Task goal: Look through the data for the string "structured". Copy every line where it is found.

>> BEGIN

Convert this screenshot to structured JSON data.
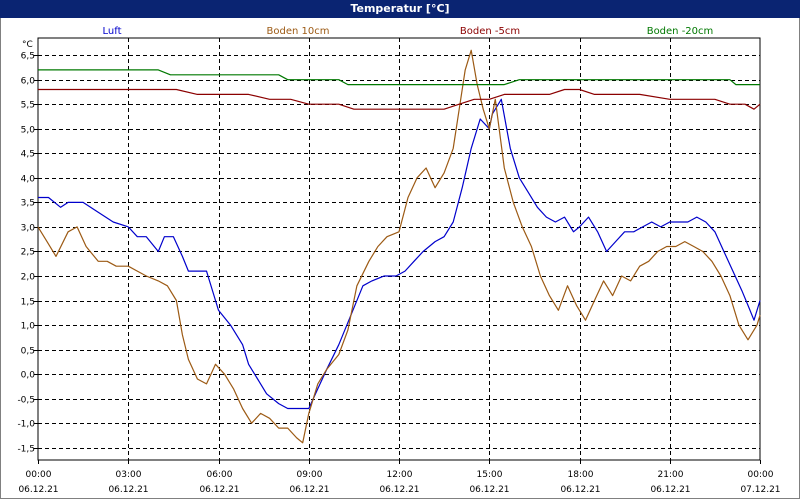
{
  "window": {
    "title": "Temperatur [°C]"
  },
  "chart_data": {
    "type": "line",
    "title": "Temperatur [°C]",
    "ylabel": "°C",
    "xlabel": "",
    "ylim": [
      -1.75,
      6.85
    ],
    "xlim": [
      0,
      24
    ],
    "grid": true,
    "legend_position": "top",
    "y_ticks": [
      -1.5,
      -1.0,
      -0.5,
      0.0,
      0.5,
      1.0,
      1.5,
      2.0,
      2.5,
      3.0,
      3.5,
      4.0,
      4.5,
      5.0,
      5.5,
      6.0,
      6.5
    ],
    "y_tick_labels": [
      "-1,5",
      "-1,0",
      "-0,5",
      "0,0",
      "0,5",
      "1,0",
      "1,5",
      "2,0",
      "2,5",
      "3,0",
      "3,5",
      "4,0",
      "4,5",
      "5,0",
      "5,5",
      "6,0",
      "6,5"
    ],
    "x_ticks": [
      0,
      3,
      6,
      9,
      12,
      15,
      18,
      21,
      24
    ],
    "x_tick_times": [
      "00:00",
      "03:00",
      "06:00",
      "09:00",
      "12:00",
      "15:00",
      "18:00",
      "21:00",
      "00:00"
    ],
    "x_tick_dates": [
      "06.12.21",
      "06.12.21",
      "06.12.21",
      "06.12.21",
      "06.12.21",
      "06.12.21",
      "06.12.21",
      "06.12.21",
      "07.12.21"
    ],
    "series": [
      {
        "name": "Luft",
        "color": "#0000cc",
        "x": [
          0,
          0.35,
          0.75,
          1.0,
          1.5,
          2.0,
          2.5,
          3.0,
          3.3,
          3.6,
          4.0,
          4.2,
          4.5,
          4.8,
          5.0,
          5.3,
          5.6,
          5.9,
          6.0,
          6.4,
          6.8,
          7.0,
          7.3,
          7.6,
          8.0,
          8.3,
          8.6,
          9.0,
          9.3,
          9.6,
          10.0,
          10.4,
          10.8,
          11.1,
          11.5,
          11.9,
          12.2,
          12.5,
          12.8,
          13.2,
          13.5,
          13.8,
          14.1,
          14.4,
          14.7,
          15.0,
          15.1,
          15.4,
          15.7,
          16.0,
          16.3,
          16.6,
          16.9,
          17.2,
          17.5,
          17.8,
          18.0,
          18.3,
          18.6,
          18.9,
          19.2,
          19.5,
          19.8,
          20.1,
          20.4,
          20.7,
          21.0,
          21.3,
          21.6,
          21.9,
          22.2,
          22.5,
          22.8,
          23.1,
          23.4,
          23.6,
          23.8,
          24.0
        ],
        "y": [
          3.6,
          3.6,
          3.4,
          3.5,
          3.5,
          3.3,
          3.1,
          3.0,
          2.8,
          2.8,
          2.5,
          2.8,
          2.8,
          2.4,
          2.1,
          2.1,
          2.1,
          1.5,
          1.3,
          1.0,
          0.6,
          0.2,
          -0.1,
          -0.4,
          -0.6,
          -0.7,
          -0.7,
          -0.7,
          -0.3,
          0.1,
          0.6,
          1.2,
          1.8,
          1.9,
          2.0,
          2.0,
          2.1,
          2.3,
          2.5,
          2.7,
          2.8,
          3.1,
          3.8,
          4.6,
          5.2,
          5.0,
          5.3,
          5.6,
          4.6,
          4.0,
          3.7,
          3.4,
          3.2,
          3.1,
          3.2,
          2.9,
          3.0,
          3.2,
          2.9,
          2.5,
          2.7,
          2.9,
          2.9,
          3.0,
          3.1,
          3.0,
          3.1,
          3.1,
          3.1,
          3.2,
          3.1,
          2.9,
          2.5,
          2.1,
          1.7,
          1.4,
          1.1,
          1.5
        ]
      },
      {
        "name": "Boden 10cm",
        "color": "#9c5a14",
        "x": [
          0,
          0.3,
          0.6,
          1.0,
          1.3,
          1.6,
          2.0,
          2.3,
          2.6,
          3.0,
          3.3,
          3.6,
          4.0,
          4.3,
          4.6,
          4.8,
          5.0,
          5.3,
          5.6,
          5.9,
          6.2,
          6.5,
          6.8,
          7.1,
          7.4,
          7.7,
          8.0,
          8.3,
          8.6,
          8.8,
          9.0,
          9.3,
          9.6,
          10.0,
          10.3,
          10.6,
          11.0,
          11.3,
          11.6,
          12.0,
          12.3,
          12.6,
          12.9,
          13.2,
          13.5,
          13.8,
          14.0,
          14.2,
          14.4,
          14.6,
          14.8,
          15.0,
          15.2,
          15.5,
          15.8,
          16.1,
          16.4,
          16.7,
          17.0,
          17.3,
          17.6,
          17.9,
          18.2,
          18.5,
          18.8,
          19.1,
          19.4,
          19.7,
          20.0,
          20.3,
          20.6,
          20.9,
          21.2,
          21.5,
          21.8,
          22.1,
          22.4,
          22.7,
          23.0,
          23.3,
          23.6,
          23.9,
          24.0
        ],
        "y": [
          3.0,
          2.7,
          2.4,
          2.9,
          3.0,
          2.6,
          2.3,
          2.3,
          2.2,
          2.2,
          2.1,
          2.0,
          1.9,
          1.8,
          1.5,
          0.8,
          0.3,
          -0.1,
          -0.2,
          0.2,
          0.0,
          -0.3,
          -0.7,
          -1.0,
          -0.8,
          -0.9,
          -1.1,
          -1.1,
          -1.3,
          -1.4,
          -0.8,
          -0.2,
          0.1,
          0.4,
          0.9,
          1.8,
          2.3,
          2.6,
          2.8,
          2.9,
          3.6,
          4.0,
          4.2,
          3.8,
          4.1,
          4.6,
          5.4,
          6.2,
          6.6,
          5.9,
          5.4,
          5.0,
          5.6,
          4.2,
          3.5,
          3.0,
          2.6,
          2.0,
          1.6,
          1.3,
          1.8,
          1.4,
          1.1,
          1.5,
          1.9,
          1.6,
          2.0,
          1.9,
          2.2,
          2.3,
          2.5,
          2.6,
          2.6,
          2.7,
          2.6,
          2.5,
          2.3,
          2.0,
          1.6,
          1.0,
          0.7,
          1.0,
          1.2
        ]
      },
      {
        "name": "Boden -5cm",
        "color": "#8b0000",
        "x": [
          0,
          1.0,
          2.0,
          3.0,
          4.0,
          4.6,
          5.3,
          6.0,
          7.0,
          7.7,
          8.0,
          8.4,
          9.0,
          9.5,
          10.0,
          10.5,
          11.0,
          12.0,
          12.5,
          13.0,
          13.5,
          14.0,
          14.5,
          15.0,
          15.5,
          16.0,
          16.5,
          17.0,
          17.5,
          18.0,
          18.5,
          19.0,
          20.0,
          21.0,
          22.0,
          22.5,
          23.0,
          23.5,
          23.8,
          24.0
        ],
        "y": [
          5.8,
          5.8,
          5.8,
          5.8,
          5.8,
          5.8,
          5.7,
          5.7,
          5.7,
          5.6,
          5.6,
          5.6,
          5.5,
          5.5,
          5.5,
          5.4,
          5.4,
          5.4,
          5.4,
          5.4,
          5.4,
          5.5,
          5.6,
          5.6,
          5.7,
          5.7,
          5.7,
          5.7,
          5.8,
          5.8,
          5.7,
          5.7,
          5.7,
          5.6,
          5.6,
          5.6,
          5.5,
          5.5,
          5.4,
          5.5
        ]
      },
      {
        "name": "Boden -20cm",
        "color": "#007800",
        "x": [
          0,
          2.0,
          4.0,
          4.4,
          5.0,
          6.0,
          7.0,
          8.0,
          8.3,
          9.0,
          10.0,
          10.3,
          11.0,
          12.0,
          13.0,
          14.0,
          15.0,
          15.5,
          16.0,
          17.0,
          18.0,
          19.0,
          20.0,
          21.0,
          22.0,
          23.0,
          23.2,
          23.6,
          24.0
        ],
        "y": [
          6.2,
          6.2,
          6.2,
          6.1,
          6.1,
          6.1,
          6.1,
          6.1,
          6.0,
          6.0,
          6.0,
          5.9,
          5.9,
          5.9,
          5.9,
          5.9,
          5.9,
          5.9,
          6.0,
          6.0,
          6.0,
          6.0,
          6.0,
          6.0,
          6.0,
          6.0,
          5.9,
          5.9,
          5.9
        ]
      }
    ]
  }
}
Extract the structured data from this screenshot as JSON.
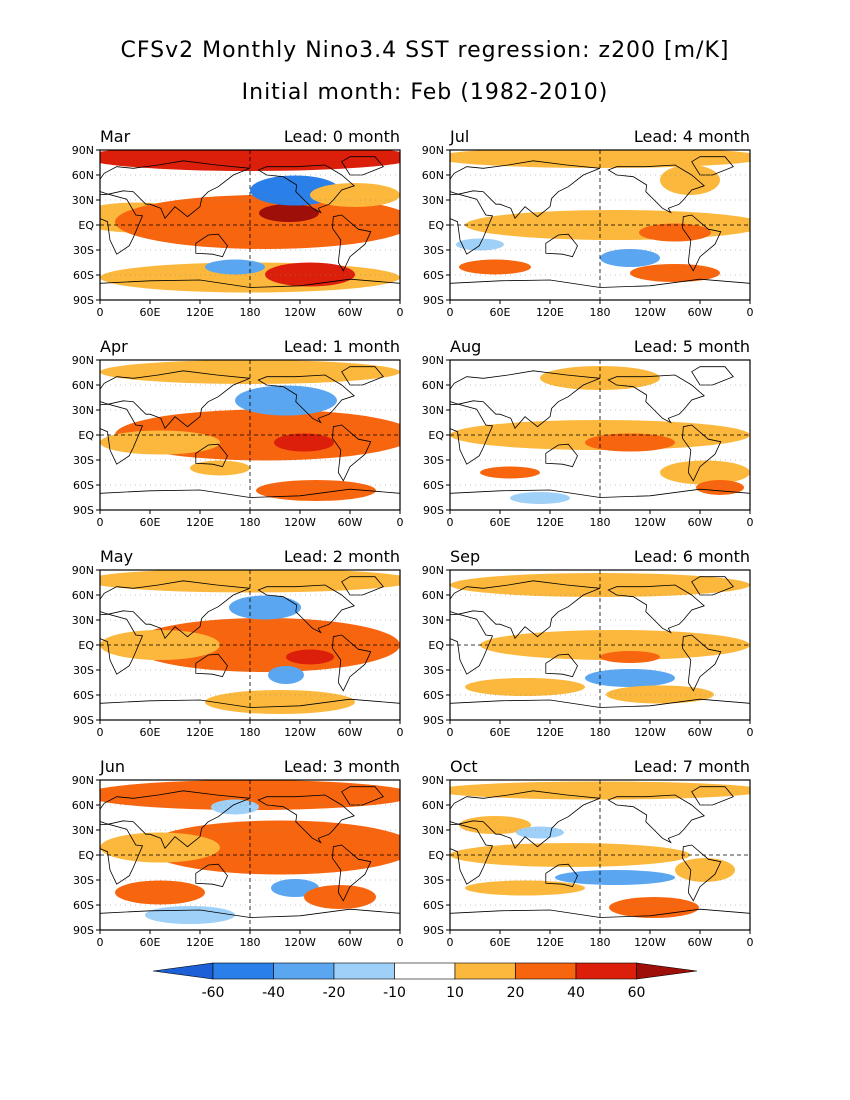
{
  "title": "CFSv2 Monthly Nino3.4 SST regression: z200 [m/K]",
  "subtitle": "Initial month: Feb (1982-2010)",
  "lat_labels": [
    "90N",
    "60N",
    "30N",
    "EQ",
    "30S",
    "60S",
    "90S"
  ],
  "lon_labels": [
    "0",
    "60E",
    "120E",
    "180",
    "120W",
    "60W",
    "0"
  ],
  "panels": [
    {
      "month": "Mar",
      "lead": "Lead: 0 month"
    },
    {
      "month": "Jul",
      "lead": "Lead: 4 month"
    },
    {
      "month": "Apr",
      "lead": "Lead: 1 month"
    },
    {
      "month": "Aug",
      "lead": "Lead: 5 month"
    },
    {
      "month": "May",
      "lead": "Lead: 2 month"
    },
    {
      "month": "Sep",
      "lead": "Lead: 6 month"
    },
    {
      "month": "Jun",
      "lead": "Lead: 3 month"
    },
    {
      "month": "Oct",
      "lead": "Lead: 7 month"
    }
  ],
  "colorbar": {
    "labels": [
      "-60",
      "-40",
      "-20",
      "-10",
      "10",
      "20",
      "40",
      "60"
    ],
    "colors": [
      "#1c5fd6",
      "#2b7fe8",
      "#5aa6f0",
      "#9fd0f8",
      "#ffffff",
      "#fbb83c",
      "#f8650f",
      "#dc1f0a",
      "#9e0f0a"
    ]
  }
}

>> END

Output:
Convert this screenshot to structured JSON data.
Extract the structured data from this screenshot as JSON.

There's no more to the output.